WHAT IS ASKED
Extract every line that includes the string "title".

+ + +

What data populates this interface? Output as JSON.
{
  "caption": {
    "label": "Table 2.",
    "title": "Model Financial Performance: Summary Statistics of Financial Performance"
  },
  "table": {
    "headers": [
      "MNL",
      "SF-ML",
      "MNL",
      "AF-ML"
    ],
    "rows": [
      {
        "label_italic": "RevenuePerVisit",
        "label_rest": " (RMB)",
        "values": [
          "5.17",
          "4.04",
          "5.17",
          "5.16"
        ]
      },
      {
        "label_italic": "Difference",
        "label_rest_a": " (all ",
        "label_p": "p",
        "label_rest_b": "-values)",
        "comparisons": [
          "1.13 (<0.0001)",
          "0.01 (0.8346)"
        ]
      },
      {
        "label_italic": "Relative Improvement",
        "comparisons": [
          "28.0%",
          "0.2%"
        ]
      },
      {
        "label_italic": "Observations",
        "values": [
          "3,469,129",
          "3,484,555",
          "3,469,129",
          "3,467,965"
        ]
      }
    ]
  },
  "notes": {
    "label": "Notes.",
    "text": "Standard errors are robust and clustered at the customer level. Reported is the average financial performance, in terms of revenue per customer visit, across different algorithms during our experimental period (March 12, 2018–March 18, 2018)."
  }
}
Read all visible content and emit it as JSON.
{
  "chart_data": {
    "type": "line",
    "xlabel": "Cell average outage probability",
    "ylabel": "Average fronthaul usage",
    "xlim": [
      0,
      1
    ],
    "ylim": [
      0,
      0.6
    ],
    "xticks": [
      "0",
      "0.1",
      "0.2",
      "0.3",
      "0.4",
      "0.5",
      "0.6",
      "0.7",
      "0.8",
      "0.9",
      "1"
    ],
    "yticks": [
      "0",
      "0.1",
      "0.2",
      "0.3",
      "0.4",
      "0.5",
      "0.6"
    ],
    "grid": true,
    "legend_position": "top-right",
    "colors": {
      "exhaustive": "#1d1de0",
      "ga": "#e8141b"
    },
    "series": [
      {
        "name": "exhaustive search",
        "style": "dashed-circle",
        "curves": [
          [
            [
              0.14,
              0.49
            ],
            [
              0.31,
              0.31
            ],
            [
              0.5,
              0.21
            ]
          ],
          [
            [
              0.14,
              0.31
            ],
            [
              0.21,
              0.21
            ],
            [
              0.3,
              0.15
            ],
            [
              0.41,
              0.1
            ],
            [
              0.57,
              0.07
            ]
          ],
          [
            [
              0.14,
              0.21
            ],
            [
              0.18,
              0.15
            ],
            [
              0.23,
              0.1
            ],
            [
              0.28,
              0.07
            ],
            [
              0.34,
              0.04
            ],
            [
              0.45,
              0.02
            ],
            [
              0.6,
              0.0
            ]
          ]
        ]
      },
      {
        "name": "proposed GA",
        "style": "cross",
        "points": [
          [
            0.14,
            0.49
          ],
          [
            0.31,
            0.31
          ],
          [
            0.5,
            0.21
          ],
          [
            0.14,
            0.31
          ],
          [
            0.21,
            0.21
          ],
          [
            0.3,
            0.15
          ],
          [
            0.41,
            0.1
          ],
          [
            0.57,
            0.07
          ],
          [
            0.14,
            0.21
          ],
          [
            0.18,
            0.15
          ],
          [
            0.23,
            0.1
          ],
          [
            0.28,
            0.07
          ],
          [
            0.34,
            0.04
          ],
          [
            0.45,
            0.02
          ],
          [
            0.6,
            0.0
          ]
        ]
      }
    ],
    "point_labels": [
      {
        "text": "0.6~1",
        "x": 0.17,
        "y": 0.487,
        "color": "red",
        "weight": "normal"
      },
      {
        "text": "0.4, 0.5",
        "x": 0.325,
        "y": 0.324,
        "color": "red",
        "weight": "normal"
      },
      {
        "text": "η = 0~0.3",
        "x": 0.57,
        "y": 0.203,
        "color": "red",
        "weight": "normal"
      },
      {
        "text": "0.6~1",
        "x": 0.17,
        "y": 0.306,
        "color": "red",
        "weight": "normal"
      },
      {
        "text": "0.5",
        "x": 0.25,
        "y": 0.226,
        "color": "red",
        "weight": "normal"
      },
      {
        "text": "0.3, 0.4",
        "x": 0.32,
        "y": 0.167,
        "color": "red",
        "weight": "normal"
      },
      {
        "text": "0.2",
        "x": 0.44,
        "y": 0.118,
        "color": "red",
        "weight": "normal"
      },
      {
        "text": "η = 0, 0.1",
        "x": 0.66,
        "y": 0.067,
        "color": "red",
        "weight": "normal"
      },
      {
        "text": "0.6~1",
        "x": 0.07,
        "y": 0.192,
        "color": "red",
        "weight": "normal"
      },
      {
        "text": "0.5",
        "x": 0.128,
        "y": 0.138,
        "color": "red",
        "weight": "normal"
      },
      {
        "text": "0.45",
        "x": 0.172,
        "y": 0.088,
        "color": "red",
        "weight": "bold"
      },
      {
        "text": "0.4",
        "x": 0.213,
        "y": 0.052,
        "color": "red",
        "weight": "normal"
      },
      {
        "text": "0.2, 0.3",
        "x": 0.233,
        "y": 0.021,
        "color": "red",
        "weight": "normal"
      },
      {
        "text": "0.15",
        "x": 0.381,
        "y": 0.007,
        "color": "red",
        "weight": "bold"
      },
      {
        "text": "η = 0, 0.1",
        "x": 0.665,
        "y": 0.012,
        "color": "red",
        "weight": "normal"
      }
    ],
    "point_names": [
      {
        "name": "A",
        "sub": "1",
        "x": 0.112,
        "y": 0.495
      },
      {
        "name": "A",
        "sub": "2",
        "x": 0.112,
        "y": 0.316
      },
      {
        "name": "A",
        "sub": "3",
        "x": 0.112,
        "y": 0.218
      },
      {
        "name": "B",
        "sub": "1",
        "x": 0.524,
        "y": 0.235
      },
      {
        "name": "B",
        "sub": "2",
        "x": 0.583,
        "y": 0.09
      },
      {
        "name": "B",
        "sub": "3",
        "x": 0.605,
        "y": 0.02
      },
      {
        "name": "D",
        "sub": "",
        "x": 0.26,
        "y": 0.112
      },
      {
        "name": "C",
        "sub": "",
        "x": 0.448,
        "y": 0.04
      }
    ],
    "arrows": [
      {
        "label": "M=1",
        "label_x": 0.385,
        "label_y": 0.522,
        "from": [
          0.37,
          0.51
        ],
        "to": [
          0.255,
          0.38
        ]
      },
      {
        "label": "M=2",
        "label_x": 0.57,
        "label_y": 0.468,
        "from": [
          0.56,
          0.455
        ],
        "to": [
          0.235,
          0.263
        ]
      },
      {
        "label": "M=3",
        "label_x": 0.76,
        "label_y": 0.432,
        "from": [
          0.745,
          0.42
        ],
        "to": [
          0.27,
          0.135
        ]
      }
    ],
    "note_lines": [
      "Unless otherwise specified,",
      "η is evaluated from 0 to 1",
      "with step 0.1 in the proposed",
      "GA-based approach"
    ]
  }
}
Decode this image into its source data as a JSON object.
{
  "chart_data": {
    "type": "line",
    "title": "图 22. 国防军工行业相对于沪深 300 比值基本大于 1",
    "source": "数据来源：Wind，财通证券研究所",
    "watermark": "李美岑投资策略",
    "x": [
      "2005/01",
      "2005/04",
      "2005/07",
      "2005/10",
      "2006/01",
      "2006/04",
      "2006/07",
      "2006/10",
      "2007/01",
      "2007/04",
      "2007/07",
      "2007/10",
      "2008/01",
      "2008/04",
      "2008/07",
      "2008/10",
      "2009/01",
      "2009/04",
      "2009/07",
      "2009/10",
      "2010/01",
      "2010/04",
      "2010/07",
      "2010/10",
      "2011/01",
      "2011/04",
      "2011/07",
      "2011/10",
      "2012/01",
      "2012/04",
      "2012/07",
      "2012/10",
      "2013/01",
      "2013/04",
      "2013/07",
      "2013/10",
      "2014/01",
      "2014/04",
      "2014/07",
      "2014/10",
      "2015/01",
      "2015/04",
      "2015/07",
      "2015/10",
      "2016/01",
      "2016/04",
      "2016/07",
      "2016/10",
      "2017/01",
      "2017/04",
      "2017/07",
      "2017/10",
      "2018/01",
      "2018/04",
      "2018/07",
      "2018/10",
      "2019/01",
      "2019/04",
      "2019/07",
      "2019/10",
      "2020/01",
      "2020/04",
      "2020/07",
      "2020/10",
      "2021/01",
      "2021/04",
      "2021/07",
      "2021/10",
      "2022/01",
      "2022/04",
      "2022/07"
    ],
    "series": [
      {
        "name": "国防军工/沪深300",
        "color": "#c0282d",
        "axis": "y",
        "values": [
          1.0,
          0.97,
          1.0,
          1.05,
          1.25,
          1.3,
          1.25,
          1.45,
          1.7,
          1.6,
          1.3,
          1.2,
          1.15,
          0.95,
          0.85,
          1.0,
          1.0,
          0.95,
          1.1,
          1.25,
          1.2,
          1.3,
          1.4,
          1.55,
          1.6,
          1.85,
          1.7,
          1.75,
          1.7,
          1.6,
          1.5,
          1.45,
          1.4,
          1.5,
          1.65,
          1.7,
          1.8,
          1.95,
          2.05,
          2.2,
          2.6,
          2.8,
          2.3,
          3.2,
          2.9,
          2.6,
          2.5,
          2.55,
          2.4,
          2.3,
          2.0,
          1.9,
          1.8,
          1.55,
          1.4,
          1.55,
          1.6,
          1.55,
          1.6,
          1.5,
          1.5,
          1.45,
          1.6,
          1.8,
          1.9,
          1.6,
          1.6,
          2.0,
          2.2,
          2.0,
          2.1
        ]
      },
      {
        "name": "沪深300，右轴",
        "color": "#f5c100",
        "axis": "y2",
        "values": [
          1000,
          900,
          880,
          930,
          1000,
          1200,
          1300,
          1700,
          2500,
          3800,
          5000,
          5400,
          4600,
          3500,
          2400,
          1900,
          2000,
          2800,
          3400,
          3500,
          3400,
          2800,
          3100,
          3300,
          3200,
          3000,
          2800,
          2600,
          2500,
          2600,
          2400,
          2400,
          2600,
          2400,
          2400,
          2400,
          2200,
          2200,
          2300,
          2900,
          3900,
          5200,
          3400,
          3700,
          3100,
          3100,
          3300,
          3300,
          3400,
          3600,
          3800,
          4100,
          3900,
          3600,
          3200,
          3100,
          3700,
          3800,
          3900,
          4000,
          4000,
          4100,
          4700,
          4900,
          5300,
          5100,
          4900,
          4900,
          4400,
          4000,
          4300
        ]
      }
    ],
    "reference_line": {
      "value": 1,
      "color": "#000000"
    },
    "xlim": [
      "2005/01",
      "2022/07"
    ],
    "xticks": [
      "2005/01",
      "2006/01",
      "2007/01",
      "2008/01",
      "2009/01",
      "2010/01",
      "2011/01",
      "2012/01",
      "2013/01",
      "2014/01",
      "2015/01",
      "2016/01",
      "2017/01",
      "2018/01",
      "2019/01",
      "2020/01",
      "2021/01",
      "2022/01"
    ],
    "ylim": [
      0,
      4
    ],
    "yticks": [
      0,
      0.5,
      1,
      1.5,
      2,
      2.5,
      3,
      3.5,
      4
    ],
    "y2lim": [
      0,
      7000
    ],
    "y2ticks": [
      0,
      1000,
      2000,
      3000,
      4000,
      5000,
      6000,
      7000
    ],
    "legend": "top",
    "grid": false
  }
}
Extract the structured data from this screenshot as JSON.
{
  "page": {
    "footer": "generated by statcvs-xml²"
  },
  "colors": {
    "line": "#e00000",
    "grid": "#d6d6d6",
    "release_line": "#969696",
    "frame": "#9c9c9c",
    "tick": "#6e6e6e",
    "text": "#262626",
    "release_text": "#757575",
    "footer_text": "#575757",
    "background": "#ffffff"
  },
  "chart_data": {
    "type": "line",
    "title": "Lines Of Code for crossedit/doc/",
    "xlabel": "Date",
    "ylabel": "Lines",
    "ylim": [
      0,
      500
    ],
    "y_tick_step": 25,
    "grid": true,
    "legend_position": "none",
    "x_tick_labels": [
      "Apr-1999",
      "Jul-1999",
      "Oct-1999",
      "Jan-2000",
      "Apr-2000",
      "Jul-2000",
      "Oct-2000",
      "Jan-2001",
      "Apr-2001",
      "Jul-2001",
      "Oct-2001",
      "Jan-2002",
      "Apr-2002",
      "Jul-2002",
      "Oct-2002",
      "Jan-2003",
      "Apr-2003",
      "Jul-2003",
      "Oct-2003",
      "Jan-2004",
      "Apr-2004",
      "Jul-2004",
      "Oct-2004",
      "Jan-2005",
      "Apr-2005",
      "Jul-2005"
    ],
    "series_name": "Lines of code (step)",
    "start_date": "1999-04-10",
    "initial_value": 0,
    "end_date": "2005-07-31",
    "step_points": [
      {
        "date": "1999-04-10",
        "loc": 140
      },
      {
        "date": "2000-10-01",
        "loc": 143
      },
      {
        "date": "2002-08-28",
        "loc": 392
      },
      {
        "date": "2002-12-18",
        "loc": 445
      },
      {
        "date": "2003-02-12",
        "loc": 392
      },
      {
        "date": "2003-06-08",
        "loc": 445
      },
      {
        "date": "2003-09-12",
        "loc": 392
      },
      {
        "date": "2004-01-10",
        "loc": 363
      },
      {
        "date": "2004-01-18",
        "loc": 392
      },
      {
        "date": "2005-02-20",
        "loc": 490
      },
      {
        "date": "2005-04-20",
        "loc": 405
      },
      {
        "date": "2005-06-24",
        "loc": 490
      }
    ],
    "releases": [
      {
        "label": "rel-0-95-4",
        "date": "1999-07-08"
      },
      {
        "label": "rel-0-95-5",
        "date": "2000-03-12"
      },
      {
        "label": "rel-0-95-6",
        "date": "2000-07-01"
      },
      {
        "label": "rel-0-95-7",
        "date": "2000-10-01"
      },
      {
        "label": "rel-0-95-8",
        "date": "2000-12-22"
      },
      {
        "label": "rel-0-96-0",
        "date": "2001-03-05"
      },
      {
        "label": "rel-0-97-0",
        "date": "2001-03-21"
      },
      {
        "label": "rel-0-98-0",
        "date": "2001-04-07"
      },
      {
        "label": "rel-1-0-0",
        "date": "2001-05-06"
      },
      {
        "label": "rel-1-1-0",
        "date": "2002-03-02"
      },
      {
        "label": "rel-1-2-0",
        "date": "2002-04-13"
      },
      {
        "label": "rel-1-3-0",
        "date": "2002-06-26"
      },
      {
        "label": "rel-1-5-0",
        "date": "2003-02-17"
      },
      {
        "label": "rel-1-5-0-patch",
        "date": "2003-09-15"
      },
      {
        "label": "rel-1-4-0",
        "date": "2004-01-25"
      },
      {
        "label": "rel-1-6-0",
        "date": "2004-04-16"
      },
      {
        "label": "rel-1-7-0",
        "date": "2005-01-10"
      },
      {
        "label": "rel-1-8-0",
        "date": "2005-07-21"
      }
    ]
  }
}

+ + +

EXERCISE SOLUTION
    "title": "Model Financial Performance: Summary Statistics of Financial Performance"
    "title": "图 22. 国防军工行业相对于沪深 300 比值基本大于 1",
    "title": "Lines Of Code for crossedit/doc/",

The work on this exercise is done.